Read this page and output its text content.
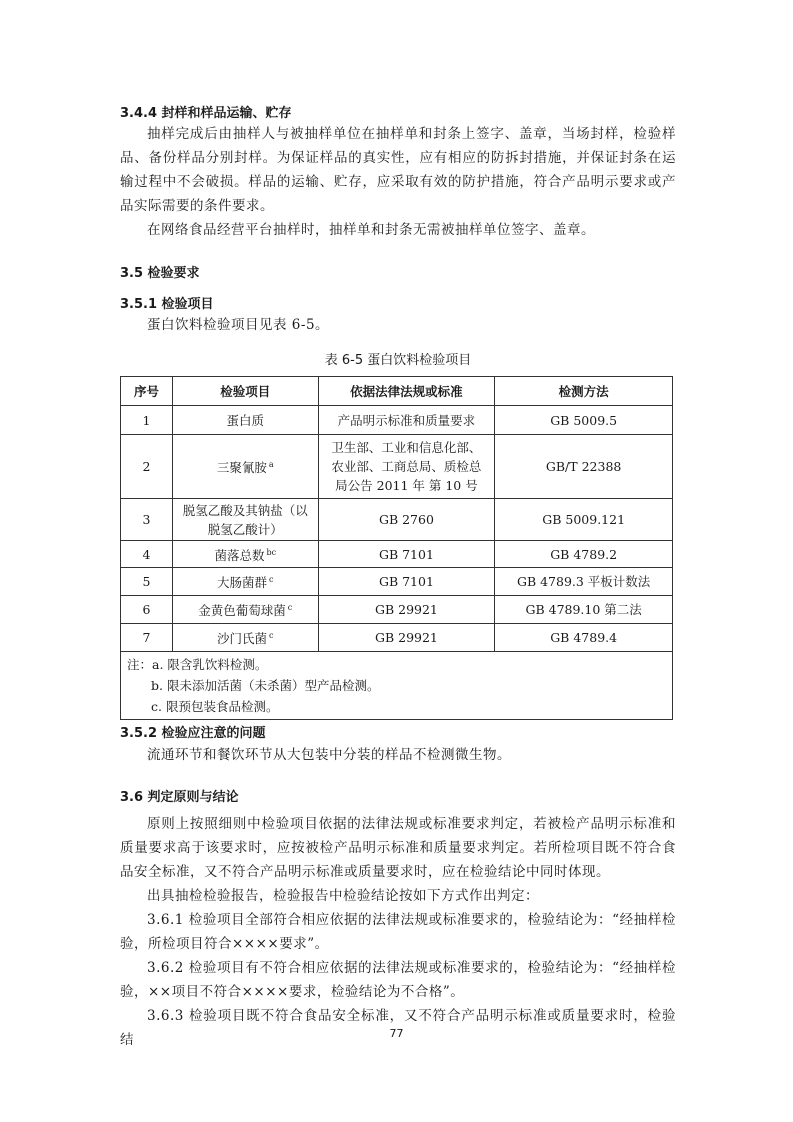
3.4.4 封样和样品运输、贮存
抽样完成后由抽样人与被抽样单位在抽样单和封条上签字、盖章，当场封样，检验样品、备份样品分别封样。为保证样品的真实性，应有相应的防拆封措施，并保证封条在运输过程中不会破损。样品的运输、贮存，应采取有效的防护措施，符合产品明示要求或产品实际需要的条件要求。
在网络食品经营平台抽样时，抽样单和封条无需被抽样单位签字、盖章。
3.5 检验要求
3.5.1 检验项目
蛋白饮料检验项目见表 6-5。
表 6-5 蛋白饮料检验项目
序号	检验项目	依据法律法规或标准	检测方法
1	蛋白质	产品明示标准和质量要求	GB 5009.5
2	三聚氰胺 $^a$	卫生部、工业和信息化部、
农业部、工商总局、质检总
局公告 2011 年 第 10 号	GB/T 22388
3	脱氢乙酸及其钠盐（以脱氢乙酸计）	GB 2760	GB 5009.121
4	菌落总数 $^{bc}$	GB 7101	GB 4789.2
5	大肠菌群 $^c$	GB 7101	GB 4789.3 平板计数法
6	金黄色葡萄球菌 $^c$	GB 29921	GB 4789.10 第二法
7	沙门氏菌 $^c$	GB 29921	GB 4789.4

注：a. 限含乳饮料检测。
b. 限未添加活菌（未杀菌）型产品检测。
c. 限预包装食品检测。			
3.5.2 检验应注意的问题
流通环节和餐饮环节从大包装中分装的样品不检测微生物。
3.6 判定原则与结论
原则上按照细则中检验项目依据的法律法规或标准要求判定，若被检产品明示标准和质量要求高于该要求时，应按被检产品明示标准和质量要求判定。若所检项目既不符合食品安全标准，又不符合产品明示标准或质量要求时，应在检验结论中同时体现。
出具抽检检验报告，检验报告中检验结论按如下方式作出判定：
3.6.1 检验项目全部符合相应依据的法律法规或标准要求的，检验结论为：“经抽样检验，所检项目符合××××要求”。
3.6.2 检验项目有不符合相应依据的法律法规或标准要求的，检验结论为：“经抽样检验，××项目不符合××××要求，检验结论为不合格”。
3.6.3 检验项目既不符合食品安全标准，又不符合产品明示标准或质量要求时，检验结	77
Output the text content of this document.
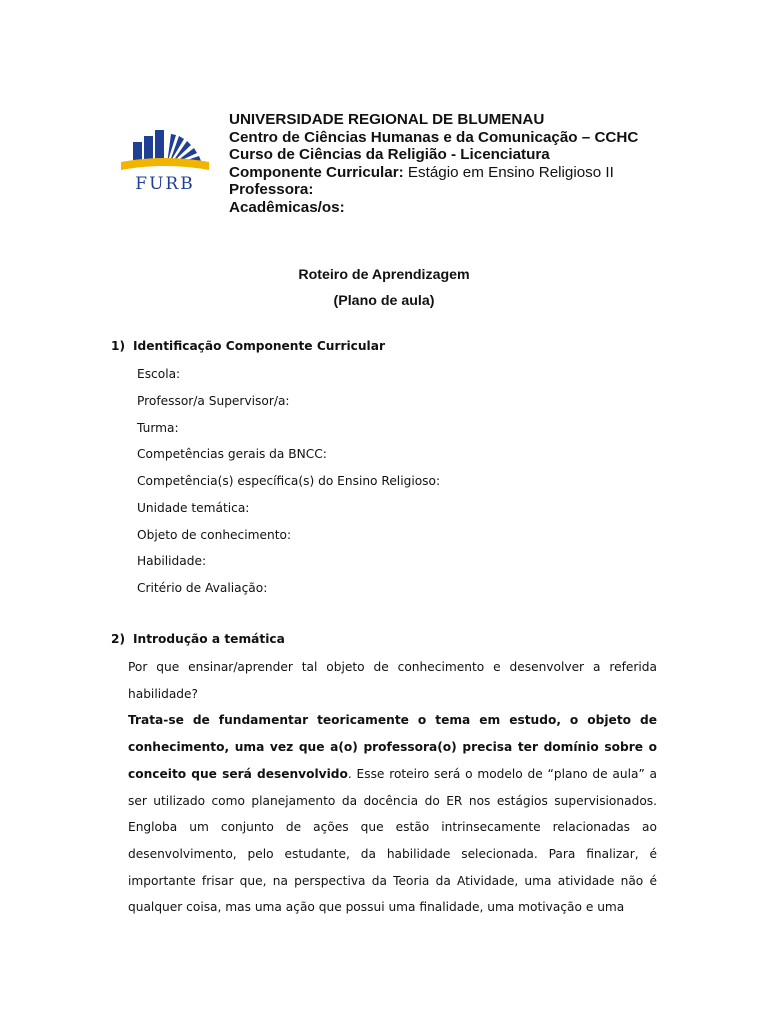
FURB
UNIVERSIDADE REGIONAL DE BLUMENAU
Centro de Ciências Humanas e da Comunicação – CCHC
Curso de Ciências da Religião - Licenciatura
Componente Curricular: Estágio em Ensino Religioso II
Professora:
Acadêmicas/os:
Roteiro de Aprendizagem
(Plano de aula)
1) Identificação Componente Curricular
Escola:
Professor/a Supervisor/a:
Turma:
Competências gerais da BNCC:
Competência(s) específica(s) do Ensino Religioso:
Unidade temática:
Objeto de conhecimento:
Habilidade:
Critério de Avaliação:
2) Introdução a temática

Por que ensinar/aprender tal objeto de conhecimento e desenvolver a referida habilidade?

Trata-se de fundamentar teoricamente o tema em estudo, o objeto de conhecimento, uma vez que a(o) professora(o) precisa ter domínio sobre o conceito que será desenvolvido. Esse roteiro será o modelo de “plano de aula” a ser utilizado como planejamento da docência do ER nos estágios supervisionados. Engloba um conjunto de ações que estão intrinsecamente relacionadas ao desenvolvimento, pelo estudante, da habilidade selecionada. Para finalizar, é importante frisar que, na perspectiva da Teoria da Atividade, uma atividade não é qualquer coisa, mas uma ação que possui uma finalidade, uma motivação e uma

SET TASK —
In the listing, find all lines with the string "Religioso" and copy them.

ANSWER TO THIS EXERCISE —
Componente Curricular: Estágio em Ensino Religioso II
Competência(s) específica(s) do Ensino Religioso:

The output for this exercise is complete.